* _What to produce_
Check each line of the listing, and copy it if it contains the word "findById".

* _Data for this task_
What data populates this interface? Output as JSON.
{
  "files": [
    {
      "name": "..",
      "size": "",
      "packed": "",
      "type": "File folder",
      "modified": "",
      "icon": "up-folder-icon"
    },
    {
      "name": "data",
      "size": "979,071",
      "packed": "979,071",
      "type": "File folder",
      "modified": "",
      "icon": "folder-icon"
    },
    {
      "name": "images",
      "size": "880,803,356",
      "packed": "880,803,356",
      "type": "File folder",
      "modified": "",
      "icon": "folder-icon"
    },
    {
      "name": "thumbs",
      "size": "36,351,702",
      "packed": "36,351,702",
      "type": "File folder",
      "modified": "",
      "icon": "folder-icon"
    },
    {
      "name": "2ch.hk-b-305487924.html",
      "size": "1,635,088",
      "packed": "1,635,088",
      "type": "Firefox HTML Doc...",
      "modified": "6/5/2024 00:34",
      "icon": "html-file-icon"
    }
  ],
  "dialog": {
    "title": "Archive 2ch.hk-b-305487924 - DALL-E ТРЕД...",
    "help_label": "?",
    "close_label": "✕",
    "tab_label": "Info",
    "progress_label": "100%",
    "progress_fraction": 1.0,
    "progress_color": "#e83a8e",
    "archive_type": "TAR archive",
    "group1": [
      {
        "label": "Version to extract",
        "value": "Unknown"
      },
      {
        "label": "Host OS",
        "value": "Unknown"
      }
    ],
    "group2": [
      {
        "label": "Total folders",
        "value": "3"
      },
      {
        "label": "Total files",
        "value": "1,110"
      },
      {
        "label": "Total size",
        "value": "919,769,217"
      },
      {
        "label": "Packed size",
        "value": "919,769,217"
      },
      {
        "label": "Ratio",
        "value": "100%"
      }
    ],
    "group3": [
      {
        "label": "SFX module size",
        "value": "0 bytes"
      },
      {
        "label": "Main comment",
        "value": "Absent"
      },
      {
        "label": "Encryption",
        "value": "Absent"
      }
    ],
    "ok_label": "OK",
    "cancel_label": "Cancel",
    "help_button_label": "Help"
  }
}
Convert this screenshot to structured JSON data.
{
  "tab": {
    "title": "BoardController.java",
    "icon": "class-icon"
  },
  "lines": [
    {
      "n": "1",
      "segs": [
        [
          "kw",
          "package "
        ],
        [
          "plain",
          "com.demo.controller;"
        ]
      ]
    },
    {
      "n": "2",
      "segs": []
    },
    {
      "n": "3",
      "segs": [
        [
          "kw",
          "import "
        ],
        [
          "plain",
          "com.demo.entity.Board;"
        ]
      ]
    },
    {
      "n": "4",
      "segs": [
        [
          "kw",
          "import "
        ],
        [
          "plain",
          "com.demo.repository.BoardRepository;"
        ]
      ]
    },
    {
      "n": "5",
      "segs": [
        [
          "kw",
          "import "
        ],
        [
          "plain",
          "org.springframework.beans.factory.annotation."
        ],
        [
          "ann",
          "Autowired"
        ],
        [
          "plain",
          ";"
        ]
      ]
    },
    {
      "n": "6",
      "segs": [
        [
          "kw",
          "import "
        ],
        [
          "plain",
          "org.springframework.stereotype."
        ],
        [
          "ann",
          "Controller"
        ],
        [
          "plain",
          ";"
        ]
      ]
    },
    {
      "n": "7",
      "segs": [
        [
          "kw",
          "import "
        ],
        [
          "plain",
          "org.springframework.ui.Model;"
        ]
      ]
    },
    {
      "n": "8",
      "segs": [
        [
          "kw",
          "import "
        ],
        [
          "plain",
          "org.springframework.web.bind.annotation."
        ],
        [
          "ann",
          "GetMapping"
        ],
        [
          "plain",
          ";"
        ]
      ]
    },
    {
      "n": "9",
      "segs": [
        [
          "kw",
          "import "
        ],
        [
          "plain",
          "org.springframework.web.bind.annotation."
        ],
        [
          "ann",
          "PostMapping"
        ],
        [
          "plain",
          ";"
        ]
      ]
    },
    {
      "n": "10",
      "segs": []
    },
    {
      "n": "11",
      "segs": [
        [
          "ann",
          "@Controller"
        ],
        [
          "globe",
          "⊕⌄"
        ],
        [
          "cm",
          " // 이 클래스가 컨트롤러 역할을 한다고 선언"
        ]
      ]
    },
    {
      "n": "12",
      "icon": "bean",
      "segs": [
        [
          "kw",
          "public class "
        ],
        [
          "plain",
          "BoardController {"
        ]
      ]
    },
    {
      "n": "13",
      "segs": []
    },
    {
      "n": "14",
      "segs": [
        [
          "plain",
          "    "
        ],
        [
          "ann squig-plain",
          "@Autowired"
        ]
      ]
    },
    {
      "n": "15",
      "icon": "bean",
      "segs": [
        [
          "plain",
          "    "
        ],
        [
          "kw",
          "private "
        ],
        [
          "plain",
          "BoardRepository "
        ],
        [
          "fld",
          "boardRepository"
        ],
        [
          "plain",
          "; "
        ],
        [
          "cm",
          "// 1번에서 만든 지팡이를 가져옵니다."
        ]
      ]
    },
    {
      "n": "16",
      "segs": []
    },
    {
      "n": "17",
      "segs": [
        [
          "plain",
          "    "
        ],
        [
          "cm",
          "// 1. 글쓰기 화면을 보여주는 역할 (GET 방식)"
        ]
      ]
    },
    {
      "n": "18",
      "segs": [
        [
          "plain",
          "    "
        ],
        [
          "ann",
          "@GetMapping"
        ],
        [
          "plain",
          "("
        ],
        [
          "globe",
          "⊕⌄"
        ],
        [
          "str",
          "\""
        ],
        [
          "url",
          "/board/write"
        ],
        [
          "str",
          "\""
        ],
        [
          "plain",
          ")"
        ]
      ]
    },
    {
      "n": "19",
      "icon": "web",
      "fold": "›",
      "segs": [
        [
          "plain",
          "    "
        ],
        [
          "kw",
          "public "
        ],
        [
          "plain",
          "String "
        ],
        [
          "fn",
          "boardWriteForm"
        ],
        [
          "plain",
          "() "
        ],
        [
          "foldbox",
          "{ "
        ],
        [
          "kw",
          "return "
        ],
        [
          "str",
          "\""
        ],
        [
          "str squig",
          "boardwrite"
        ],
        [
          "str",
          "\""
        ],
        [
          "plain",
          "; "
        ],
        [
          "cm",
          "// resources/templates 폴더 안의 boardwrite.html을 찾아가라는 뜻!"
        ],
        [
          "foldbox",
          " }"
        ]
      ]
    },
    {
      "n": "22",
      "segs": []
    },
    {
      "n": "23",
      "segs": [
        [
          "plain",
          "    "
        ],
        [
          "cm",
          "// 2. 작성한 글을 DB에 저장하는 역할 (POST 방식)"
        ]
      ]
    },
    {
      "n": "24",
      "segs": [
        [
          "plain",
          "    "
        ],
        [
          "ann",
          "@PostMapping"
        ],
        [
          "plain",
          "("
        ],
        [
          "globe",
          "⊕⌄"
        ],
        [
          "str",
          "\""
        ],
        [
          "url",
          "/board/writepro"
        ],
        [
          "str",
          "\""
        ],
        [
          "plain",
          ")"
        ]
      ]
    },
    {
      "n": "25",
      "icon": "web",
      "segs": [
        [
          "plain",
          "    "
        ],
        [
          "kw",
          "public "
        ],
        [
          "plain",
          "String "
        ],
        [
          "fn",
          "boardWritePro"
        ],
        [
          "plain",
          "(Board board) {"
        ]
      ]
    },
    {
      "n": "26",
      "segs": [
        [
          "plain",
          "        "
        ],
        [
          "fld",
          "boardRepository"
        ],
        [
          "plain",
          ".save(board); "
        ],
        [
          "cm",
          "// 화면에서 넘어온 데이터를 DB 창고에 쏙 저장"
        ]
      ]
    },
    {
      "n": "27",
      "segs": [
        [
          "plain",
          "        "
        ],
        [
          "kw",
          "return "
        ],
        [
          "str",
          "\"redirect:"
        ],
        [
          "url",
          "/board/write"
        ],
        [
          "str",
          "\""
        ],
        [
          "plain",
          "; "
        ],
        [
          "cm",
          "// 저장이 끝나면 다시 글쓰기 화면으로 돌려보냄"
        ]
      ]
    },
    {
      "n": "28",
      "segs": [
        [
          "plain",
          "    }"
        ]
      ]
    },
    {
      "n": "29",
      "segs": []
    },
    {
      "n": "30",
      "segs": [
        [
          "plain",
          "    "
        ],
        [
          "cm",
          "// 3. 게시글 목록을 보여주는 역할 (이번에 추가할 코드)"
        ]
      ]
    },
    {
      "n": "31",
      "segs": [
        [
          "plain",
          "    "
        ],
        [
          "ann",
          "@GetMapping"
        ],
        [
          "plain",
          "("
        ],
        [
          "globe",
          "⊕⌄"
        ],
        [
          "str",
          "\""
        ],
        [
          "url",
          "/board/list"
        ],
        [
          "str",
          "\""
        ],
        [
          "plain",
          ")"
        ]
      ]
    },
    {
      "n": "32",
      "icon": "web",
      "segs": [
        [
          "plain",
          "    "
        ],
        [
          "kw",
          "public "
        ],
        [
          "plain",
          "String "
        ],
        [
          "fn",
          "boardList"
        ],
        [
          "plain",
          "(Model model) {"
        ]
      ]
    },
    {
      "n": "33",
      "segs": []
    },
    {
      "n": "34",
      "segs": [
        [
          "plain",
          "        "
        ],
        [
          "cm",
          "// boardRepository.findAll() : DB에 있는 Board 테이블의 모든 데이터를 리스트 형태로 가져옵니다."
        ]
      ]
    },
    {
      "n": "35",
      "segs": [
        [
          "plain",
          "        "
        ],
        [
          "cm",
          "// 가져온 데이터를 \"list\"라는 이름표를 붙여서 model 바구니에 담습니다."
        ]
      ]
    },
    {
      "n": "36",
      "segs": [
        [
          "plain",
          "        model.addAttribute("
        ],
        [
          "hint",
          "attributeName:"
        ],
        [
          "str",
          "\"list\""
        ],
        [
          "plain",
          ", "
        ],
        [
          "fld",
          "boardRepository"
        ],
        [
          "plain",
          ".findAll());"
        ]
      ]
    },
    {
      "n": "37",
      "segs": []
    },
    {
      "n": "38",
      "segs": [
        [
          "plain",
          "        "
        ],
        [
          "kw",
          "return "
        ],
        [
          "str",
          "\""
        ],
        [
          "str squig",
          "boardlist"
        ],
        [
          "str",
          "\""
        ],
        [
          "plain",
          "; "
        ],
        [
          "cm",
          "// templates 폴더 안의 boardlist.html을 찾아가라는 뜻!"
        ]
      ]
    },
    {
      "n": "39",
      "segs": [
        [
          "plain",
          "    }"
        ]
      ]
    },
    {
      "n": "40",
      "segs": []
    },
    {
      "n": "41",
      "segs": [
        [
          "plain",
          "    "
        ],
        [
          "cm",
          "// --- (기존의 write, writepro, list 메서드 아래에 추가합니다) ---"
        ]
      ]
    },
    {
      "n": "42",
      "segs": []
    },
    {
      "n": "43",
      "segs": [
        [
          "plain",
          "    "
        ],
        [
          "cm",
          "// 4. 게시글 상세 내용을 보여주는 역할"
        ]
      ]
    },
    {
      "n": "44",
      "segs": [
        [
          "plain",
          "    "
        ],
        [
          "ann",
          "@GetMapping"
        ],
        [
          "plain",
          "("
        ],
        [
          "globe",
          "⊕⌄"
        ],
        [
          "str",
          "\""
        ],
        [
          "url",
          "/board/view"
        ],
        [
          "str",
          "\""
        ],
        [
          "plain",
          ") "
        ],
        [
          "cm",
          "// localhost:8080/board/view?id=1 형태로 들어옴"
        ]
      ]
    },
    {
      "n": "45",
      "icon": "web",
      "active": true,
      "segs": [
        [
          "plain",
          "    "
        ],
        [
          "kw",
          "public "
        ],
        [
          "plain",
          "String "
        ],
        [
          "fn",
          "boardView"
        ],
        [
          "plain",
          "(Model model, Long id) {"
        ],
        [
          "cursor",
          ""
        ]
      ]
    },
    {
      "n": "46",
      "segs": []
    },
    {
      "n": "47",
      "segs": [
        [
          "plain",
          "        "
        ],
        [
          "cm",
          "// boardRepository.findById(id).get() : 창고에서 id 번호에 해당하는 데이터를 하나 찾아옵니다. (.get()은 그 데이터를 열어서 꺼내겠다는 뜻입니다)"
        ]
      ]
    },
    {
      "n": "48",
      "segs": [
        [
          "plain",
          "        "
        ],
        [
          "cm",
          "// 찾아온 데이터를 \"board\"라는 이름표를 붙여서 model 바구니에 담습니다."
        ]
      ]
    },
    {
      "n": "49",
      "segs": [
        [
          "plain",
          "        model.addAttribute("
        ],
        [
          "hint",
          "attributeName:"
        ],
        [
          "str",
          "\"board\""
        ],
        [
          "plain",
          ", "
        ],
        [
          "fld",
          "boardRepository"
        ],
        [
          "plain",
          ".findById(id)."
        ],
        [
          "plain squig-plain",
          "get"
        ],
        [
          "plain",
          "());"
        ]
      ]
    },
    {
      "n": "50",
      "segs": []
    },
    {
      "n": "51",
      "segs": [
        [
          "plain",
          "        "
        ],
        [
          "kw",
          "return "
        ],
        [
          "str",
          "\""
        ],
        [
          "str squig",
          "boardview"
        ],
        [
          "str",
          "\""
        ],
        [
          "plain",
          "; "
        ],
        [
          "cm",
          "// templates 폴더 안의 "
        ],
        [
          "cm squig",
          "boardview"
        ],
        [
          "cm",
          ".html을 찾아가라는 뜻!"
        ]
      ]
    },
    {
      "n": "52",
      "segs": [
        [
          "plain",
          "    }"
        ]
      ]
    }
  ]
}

* _Output_
          "// boardRepository.findById(id).get() : 창고에서 id 번호에 해당하는 데이터를 하나 찾아옵니다. (.get()은 그 데이터를 열어서 꺼내겠다는 뜻입니다)"
          ".findById(id)."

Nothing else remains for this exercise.